Exercise
Copy each line exactly. Drop every picture.
* start Input material *
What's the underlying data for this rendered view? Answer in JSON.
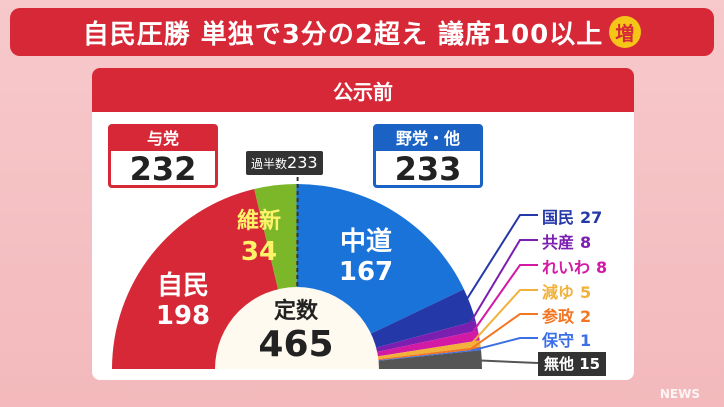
{
  "headline": {
    "text": "自民圧勝  単独で3分の2超え  議席100以上",
    "badge": "増"
  },
  "section": {
    "title": "公示前"
  },
  "ruling": {
    "label": "与党",
    "seats": "232"
  },
  "opposition": {
    "label": "野党・他",
    "seats": "233"
  },
  "majority": {
    "label": "過半数",
    "value": "233"
  },
  "total": {
    "label": "定数",
    "value": "465"
  },
  "chart_data": {
    "type": "pie",
    "shape": "semicircle",
    "total": 465,
    "segments": [
      {
        "name": "自民",
        "value": 198,
        "color": "#d62837"
      },
      {
        "name": "維新",
        "value": 34,
        "color": "#7cb72a"
      },
      {
        "name": "中道",
        "value": 167,
        "color": "#1a73d9"
      },
      {
        "name": "国民",
        "value": 27,
        "color": "#2438a8"
      },
      {
        "name": "共産",
        "value": 8,
        "color": "#7a1fb0"
      },
      {
        "name": "れいわ",
        "value": 8,
        "color": "#d21aa5"
      },
      {
        "name": "減ゆ",
        "value": 5,
        "color": "#f1b13a"
      },
      {
        "name": "参政",
        "value": 2,
        "color": "#f27622"
      },
      {
        "name": "保守",
        "value": 1,
        "color": "#3c6fe6"
      },
      {
        "name": "無他",
        "value": 15,
        "color": "#555555"
      }
    ]
  },
  "labels": {
    "jimin": {
      "name": "自民",
      "value": "198"
    },
    "ishin": {
      "name": "維新",
      "value": "34"
    },
    "chudo": {
      "name": "中道",
      "value": "167"
    }
  },
  "legend": [
    {
      "name": "国民",
      "value": "27",
      "color": "#2438a8"
    },
    {
      "name": "共産",
      "value": "8",
      "color": "#7a1fb0"
    },
    {
      "name": "れいわ",
      "value": "8",
      "color": "#d21aa5"
    },
    {
      "name": "減ゆ",
      "value": "5",
      "color": "#f1b13a"
    },
    {
      "name": "参政",
      "value": "2",
      "color": "#f27622"
    },
    {
      "name": "保守",
      "value": "1",
      "color": "#3c6fe6"
    }
  ],
  "other": {
    "name": "無他",
    "value": "15"
  },
  "watermark": "NEWS"
}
* end Input material *
Finished answer
What's the underlying data for this rendered view? Answer in JSON.
{
  "headline": {
    "text": "自民圧勝  単独で3分の2超え  議席100以上",
    "badge": "増"
  },
  "section": {
    "title": "公示前"
  },
  "ruling": {
    "label": "与党",
    "seats": "232"
  },
  "opposition": {
    "label": "野党・他",
    "seats": "233"
  },
  "majority": {
    "label": "過半数",
    "value": "233"
  },
  "total": {
    "label": "定数",
    "value": "465"
  },
  "chart_data": {
    "type": "pie",
    "shape": "semicircle",
    "total": 465,
    "segments": [
      {
        "name": "自民",
        "value": 198,
        "color": "#d62837"
      },
      {
        "name": "維新",
        "value": 34,
        "color": "#7cb72a"
      },
      {
        "name": "中道",
        "value": 167,
        "color": "#1a73d9"
      },
      {
        "name": "国民",
        "value": 27,
        "color": "#2438a8"
      },
      {
        "name": "共産",
        "value": 8,
        "color": "#7a1fb0"
      },
      {
        "name": "れいわ",
        "value": 8,
        "color": "#d21aa5"
      },
      {
        "name": "減ゆ",
        "value": 5,
        "color": "#f1b13a"
      },
      {
        "name": "参政",
        "value": 2,
        "color": "#f27622"
      },
      {
        "name": "保守",
        "value": 1,
        "color": "#3c6fe6"
      },
      {
        "name": "無他",
        "value": 15,
        "color": "#555555"
      }
    ]
  },
  "labels": {
    "jimin": {
      "name": "自民",
      "value": "198"
    },
    "ishin": {
      "name": "維新",
      "value": "34"
    },
    "chudo": {
      "name": "中道",
      "value": "167"
    }
  },
  "legend": [
    {
      "name": "国民",
      "value": "27",
      "color": "#2438a8"
    },
    {
      "name": "共産",
      "value": "8",
      "color": "#7a1fb0"
    },
    {
      "name": "れいわ",
      "value": "8",
      "color": "#d21aa5"
    },
    {
      "name": "減ゆ",
      "value": "5",
      "color": "#f1b13a"
    },
    {
      "name": "参政",
      "value": "2",
      "color": "#f27622"
    },
    {
      "name": "保守",
      "value": "1",
      "color": "#3c6fe6"
    }
  ],
  "other": {
    "name": "無他",
    "value": "15"
  },
  "watermark": "NEWS"
}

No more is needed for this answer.